◆ Instructions to follow
Repeat the data below exactly, dropping any pictures it holds.

Dataset listings of figures
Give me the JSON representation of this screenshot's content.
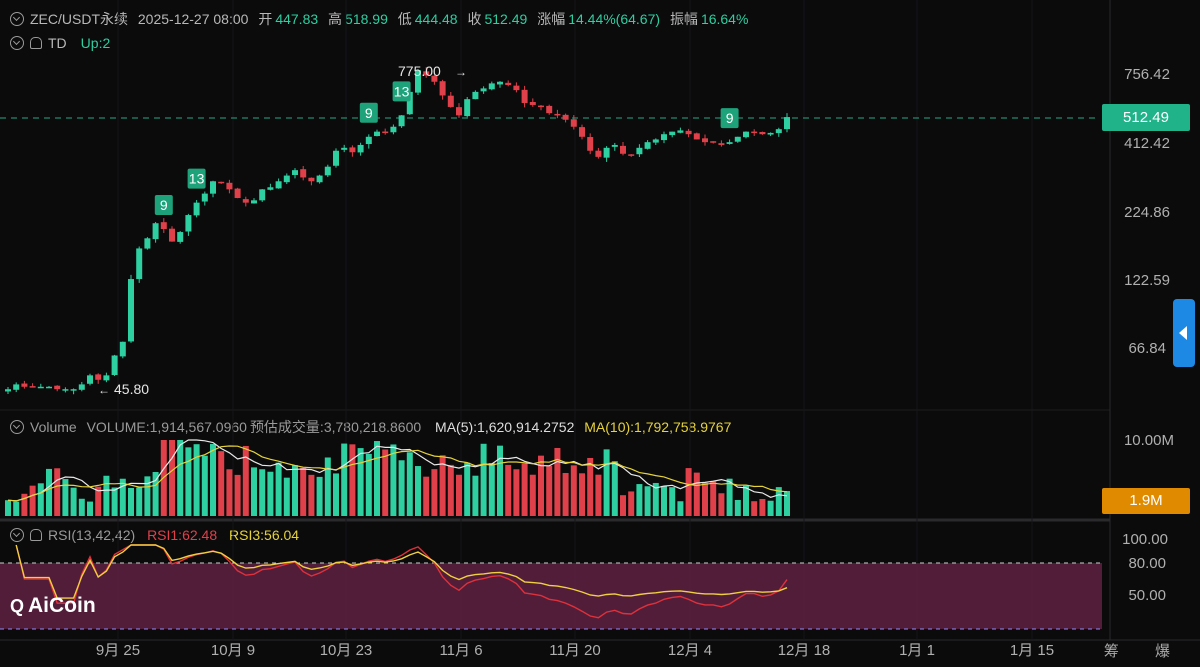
{
  "header": {
    "symbol": "ZEC/USDT永续",
    "datetime": "2025-12-27 08:00",
    "open_label": "开",
    "open": "447.83",
    "high_label": "高",
    "high": "518.99",
    "low_label": "低",
    "low": "444.48",
    "close_label": "收",
    "close": "512.49",
    "change_label": "涨幅",
    "change": "14.44%(64.67)",
    "amp_label": "振幅",
    "amp": "16.64%"
  },
  "td": {
    "label": "TD",
    "value": "Up:2"
  },
  "volume_header": {
    "label": "Volume",
    "volume": "VOLUME:1,914,567.0960",
    "estimate": "预估成交量:3,780,218.8600",
    "ma5": "MA(5):1,620,914.2752",
    "ma10": "MA(10):1,792,758.9767"
  },
  "rsi_header": {
    "label": "RSI(13,42,42)",
    "rsi1": "RSI1:62.48",
    "rsi3": "RSI3:56.04"
  },
  "price_axis": [
    "756.42",
    "412.42",
    "224.86",
    "122.59",
    "66.84"
  ],
  "volume_axis": [
    "10.00M"
  ],
  "rsi_axis": [
    "100.00",
    "80.00",
    "50.00"
  ],
  "current_price": "512.49",
  "current_volume": "1.9M",
  "annotations": {
    "max": "775.00",
    "min": "45.80"
  },
  "td_counts": [
    "9",
    "13",
    "9",
    "13",
    "9"
  ],
  "x_labels": [
    "9月 25",
    "10月 9",
    "10月 23",
    "11月 6",
    "11月 20",
    "12月 4",
    "12月 18",
    "1月 1",
    "1月 15"
  ],
  "corner_text": "筹 爆",
  "brand": "AiCoin",
  "colors": {
    "up": "#2ecfa0",
    "down": "#e0404a",
    "ma5": "#e8e8e8",
    "ma10": "#e6d23a",
    "rsi1": "#e0303a",
    "rsi3": "#f0d040",
    "rsi_zone": "#5a1f3e"
  },
  "chart_data": {
    "type": "candlestick",
    "log_scale": true,
    "x_start": "2025-09-10",
    "interval": "1d",
    "ohlc_closes_approx": [
      46,
      48,
      47,
      47,
      47,
      47,
      46,
      46,
      46,
      48,
      52,
      50,
      52,
      62,
      70,
      122,
      160,
      175,
      200,
      190,
      170,
      185,
      215,
      240,
      260,
      290,
      285,
      270,
      250,
      240,
      245,
      270,
      275,
      290,
      305,
      320,
      300,
      290,
      305,
      330,
      380,
      390,
      375,
      400,
      430,
      450,
      445,
      470,
      520,
      640,
      775,
      740,
      700,
      620,
      560,
      520,
      600,
      640,
      660,
      690,
      700,
      680,
      650,
      580,
      570,
      560,
      530,
      520,
      500,
      470,
      430,
      380,
      360,
      390,
      400,
      370,
      365,
      390,
      410,
      420,
      440,
      450,
      455,
      440,
      420,
      410,
      410,
      400,
      410,
      430,
      450,
      450,
      440,
      445,
      460,
      512
    ],
    "volume_header_values": {
      "volume": 1914567.096,
      "estimate": 3780218.86,
      "ma5": 1620914.2752,
      "ma10": 1792758.9767
    },
    "rsi": {
      "rsi1": 62.48,
      "rsi3": 56.04
    }
  }
}
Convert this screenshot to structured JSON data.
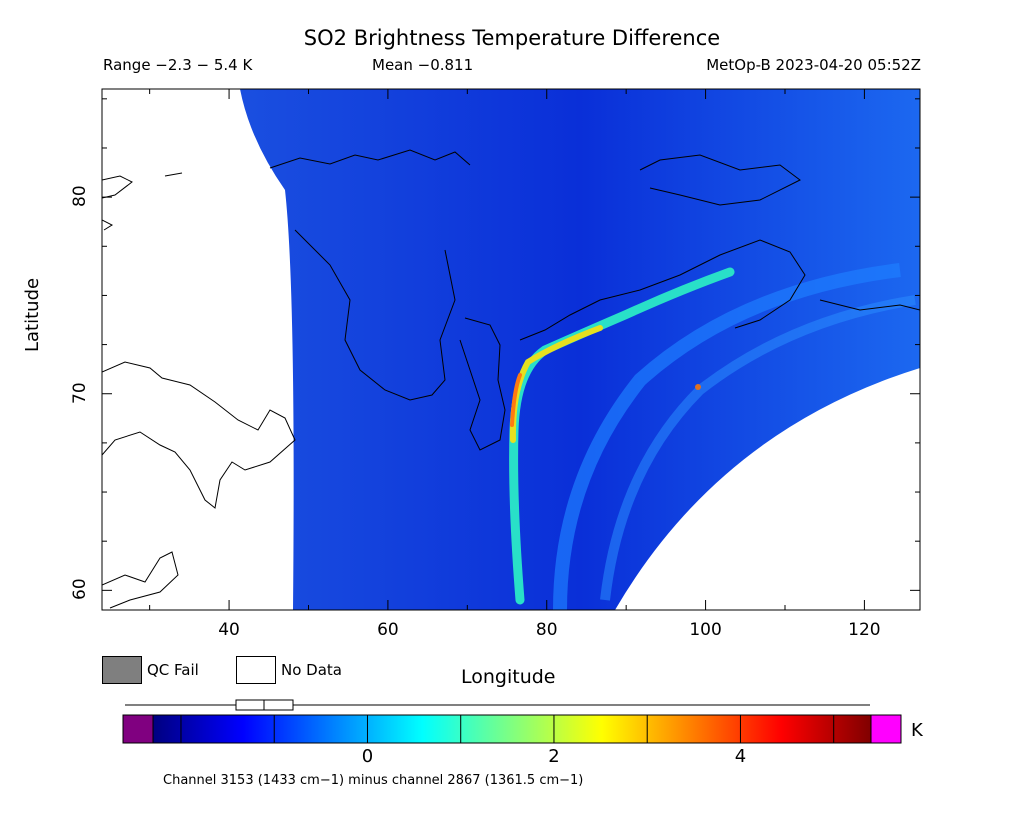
{
  "header": {
    "title": "SO2 Brightness Temperature Difference",
    "range": "Range −2.3 − 5.4 K",
    "mean": "Mean −0.811",
    "satellite": "MetOp-B 2023-04-20 05:52Z"
  },
  "map": {
    "lon_range": [
      24,
      127
    ],
    "lat_range": [
      59,
      85.5
    ],
    "x_ticks": [
      40,
      60,
      80,
      100,
      120
    ],
    "y_ticks": [
      60,
      70,
      80
    ],
    "x_tick_labels": [
      "40",
      "60",
      "80",
      "100",
      "120"
    ],
    "y_tick_labels": [
      "60",
      "70",
      "80"
    ],
    "xlabel": "Longitude",
    "ylabel": "Latitude"
  },
  "legend": {
    "qc_fail": "QC Fail",
    "no_data": "No Data",
    "qc_color": "#7f7f7f"
  },
  "colorbar": {
    "unit": "K",
    "ticks": [
      "0",
      "2",
      "4"
    ],
    "range": [
      -2.3,
      5.4
    ],
    "under_color": "#800080",
    "over_color": "#ff00ff",
    "colors": [
      "#000080",
      "#0000ff",
      "#0080ff",
      "#00ffff",
      "#80ff80",
      "#ffff00",
      "#ff8000",
      "#ff0000",
      "#800000"
    ]
  },
  "footnote": "Channel 3153 (1433 cm−1) minus channel 2867 (1361.5 cm−1)"
}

◆ Task answer
Give me the JSON representation of this screenshot's content.
{
  "header": {
    "symbol": "ZEC/USDT永续",
    "datetime": "2025-12-27 08:00",
    "open_label": "开",
    "open": "447.83",
    "high_label": "高",
    "high": "518.99",
    "low_label": "低",
    "low": "444.48",
    "close_label": "收",
    "close": "512.49",
    "change_label": "涨幅",
    "change": "14.44%(64.67)",
    "amp_label": "振幅",
    "amp": "16.64%"
  },
  "td": {
    "label": "TD",
    "value": "Up:2"
  },
  "volume_header": {
    "label": "Volume",
    "volume": "VOLUME:1,914,567.0960",
    "estimate": "预估成交量:3,780,218.8600",
    "ma5": "MA(5):1,620,914.2752",
    "ma10": "MA(10):1,792,758.9767"
  },
  "rsi_header": {
    "label": "RSI(13,42,42)",
    "rsi1": "RSI1:62.48",
    "rsi3": "RSI3:56.04"
  },
  "price_axis": [
    "756.42",
    "412.42",
    "224.86",
    "122.59",
    "66.84"
  ],
  "volume_axis": [
    "10.00M"
  ],
  "rsi_axis": [
    "100.00",
    "80.00",
    "50.00"
  ],
  "current_price": "512.49",
  "current_volume": "1.9M",
  "annotations": {
    "max": "775.00",
    "min": "45.80"
  },
  "td_counts": [
    "9",
    "13",
    "9",
    "13",
    "9"
  ],
  "x_labels": [
    "9月 25",
    "10月 9",
    "10月 23",
    "11月 6",
    "11月 20",
    "12月 4",
    "12月 18",
    "1月 1",
    "1月 15"
  ],
  "corner_text": "筹 爆",
  "brand": "AiCoin",
  "colors": {
    "up": "#2ecfa0",
    "down": "#e0404a",
    "ma5": "#e8e8e8",
    "ma10": "#e6d23a",
    "rsi1": "#e0303a",
    "rsi3": "#f0d040",
    "rsi_zone": "#5a1f3e"
  },
  "chart_data": {
    "type": "candlestick",
    "log_scale": true,
    "x_start": "2025-09-10",
    "interval": "1d",
    "ohlc_closes_approx": [
      46,
      48,
      47,
      47,
      47,
      47,
      46,
      46,
      46,
      48,
      52,
      50,
      52,
      62,
      70,
      122,
      160,
      175,
      200,
      190,
      170,
      185,
      215,
      240,
      260,
      290,
      285,
      270,
      250,
      240,
      245,
      270,
      275,
      290,
      305,
      320,
      300,
      290,
      305,
      330,
      380,
      390,
      375,
      400,
      430,
      450,
      445,
      470,
      520,
      640,
      775,
      740,
      700,
      620,
      560,
      520,
      600,
      640,
      660,
      690,
      700,
      680,
      650,
      580,
      570,
      560,
      530,
      520,
      500,
      470,
      430,
      380,
      360,
      390,
      400,
      370,
      365,
      390,
      410,
      420,
      440,
      450,
      455,
      440,
      420,
      410,
      410,
      400,
      410,
      430,
      450,
      450,
      440,
      445,
      460,
      512
    ],
    "volume_header_values": {
      "volume": 1914567.096,
      "estimate": 3780218.86,
      "ma5": 1620914.2752,
      "ma10": 1792758.9767
    },
    "rsi": {
      "rsi1": 62.48,
      "rsi3": 56.04
    }
  }
}
Convert this screenshot to structured JSON data.
{
  "header": {
    "title": "SO2 Brightness Temperature Difference",
    "range": "Range −2.3 − 5.4 K",
    "mean": "Mean −0.811",
    "satellite": "MetOp-B 2023-04-20 05:52Z"
  },
  "map": {
    "lon_range": [
      24,
      127
    ],
    "lat_range": [
      59,
      85.5
    ],
    "x_ticks": [
      40,
      60,
      80,
      100,
      120
    ],
    "y_ticks": [
      60,
      70,
      80
    ],
    "x_tick_labels": [
      "40",
      "60",
      "80",
      "100",
      "120"
    ],
    "y_tick_labels": [
      "60",
      "70",
      "80"
    ],
    "xlabel": "Longitude",
    "ylabel": "Latitude"
  },
  "legend": {
    "qc_fail": "QC Fail",
    "no_data": "No Data",
    "qc_color": "#7f7f7f"
  },
  "colorbar": {
    "unit": "K",
    "ticks": [
      "0",
      "2",
      "4"
    ],
    "range": [
      -2.3,
      5.4
    ],
    "under_color": "#800080",
    "over_color": "#ff00ff",
    "colors": [
      "#000080",
      "#0000ff",
      "#0080ff",
      "#00ffff",
      "#80ff80",
      "#ffff00",
      "#ff8000",
      "#ff0000",
      "#800000"
    ]
  },
  "footnote": "Channel 3153 (1433 cm−1) minus channel 2867 (1361.5 cm−1)"
}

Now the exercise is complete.